Instructions for the task
Look below. Copy each line that has "xlabel" in it.

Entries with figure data
..........

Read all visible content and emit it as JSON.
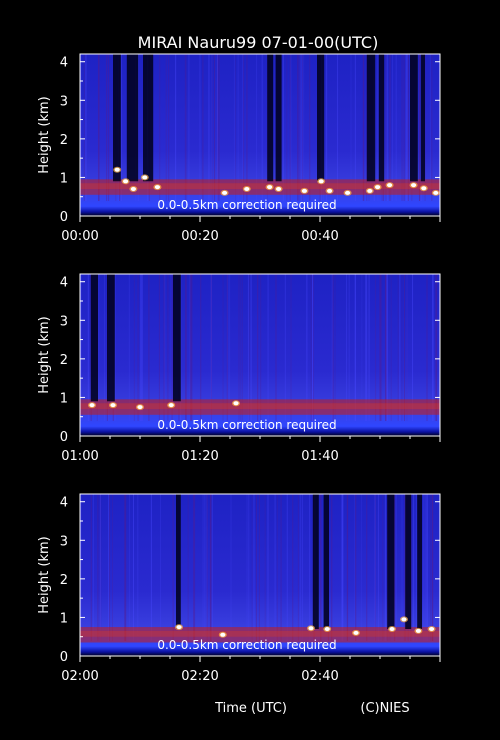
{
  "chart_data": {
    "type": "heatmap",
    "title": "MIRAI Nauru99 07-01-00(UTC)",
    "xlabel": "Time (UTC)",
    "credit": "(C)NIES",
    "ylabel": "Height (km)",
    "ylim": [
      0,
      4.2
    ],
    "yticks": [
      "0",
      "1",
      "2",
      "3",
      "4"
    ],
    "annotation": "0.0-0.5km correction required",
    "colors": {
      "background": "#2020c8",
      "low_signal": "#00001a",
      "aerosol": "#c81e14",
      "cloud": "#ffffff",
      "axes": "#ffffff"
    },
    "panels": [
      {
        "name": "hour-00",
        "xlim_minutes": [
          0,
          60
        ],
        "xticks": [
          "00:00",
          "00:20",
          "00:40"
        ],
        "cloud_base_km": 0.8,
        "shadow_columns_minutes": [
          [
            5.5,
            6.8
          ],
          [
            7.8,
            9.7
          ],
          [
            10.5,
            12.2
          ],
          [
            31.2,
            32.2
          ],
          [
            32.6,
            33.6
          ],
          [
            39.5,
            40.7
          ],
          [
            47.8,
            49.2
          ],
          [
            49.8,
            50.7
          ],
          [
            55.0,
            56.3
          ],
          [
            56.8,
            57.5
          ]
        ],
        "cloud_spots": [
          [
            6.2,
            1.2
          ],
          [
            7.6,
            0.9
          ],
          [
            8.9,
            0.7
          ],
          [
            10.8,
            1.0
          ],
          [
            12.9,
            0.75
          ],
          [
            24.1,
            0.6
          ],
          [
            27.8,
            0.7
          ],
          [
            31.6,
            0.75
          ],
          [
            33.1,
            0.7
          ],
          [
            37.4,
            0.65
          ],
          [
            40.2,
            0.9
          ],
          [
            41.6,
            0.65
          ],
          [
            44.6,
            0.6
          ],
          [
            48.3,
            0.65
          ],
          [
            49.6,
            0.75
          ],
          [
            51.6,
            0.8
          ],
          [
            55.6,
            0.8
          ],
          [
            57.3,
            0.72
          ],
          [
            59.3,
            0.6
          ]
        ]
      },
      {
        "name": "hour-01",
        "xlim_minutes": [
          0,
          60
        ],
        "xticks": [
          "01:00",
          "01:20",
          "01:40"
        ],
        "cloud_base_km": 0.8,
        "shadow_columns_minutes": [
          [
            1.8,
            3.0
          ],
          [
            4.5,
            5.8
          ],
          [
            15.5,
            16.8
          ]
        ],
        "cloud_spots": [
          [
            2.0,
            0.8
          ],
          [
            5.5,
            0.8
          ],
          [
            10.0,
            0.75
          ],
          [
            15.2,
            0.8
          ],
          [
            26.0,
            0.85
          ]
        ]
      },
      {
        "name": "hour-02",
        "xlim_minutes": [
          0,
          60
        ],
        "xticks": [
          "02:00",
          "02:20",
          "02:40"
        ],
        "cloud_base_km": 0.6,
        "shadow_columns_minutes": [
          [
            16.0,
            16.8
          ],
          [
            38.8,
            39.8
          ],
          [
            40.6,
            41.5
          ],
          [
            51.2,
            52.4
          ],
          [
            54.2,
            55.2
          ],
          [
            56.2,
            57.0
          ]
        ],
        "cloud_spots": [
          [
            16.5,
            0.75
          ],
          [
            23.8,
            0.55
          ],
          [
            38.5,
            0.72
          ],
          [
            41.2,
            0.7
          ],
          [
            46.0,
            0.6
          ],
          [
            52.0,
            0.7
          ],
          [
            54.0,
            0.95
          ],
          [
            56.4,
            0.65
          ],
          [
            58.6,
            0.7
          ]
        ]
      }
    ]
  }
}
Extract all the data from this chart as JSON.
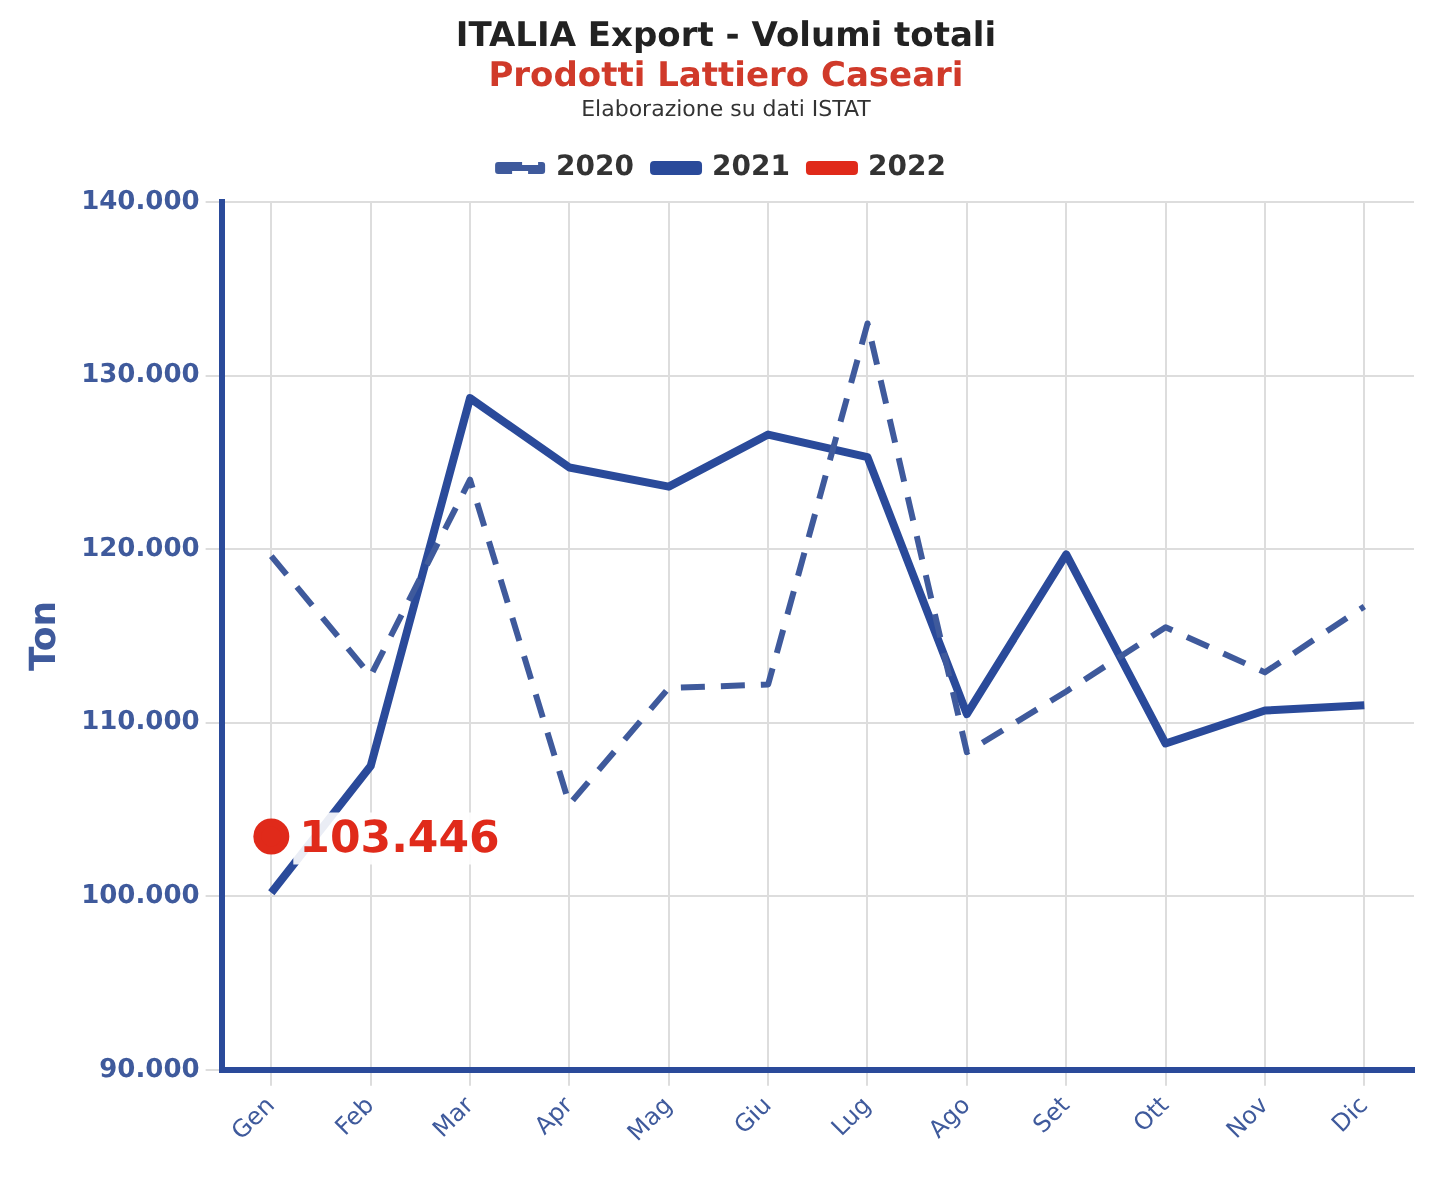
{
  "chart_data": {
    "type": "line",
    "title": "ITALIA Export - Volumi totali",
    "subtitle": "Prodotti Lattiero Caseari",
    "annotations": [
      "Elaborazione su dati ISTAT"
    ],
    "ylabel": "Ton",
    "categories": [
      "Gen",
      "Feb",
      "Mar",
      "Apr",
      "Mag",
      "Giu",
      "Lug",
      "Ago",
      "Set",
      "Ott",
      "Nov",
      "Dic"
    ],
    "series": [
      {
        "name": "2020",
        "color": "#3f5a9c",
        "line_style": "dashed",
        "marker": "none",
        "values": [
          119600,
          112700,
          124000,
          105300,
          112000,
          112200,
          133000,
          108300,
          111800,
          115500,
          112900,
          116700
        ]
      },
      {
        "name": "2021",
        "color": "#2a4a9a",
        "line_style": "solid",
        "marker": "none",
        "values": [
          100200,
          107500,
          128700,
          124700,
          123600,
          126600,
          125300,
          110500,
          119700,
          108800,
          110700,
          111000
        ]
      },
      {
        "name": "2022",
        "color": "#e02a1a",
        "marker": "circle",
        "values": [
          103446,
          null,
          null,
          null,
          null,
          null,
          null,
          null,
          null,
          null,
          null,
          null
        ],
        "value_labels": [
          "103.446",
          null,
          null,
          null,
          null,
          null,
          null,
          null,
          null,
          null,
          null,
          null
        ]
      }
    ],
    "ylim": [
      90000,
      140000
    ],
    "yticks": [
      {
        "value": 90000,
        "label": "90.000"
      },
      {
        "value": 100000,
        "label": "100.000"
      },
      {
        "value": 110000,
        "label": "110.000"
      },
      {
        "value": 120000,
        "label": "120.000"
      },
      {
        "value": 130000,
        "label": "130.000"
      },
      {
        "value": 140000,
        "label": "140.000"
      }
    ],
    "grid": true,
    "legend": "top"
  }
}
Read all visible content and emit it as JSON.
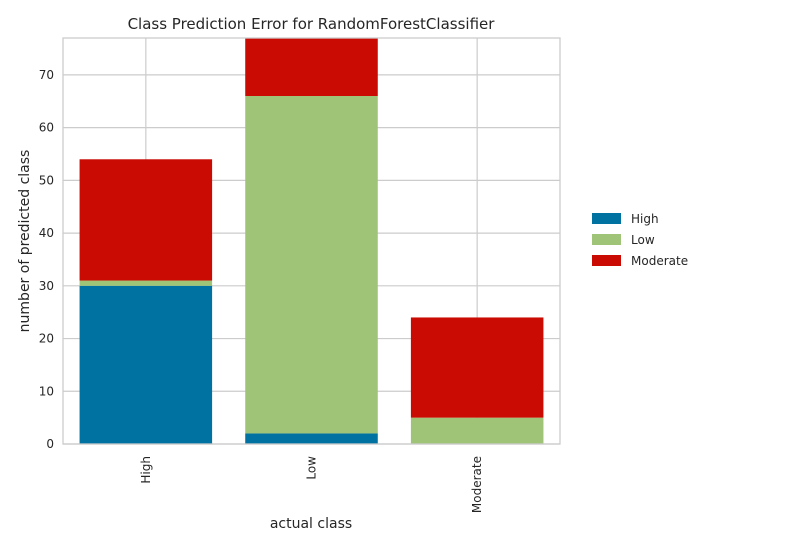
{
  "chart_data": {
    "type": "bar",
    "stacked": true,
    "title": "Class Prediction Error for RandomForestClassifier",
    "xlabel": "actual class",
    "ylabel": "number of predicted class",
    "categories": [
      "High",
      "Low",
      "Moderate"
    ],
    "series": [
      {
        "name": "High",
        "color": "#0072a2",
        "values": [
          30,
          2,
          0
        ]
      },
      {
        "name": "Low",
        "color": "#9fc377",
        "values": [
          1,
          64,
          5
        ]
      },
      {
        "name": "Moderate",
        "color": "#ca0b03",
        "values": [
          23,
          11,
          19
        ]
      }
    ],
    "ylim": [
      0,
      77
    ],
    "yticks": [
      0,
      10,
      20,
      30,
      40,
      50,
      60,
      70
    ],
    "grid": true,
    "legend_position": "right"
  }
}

..........

The completed task
    "xlabel": "Time (UTC)",
    "xlabel": "actual class",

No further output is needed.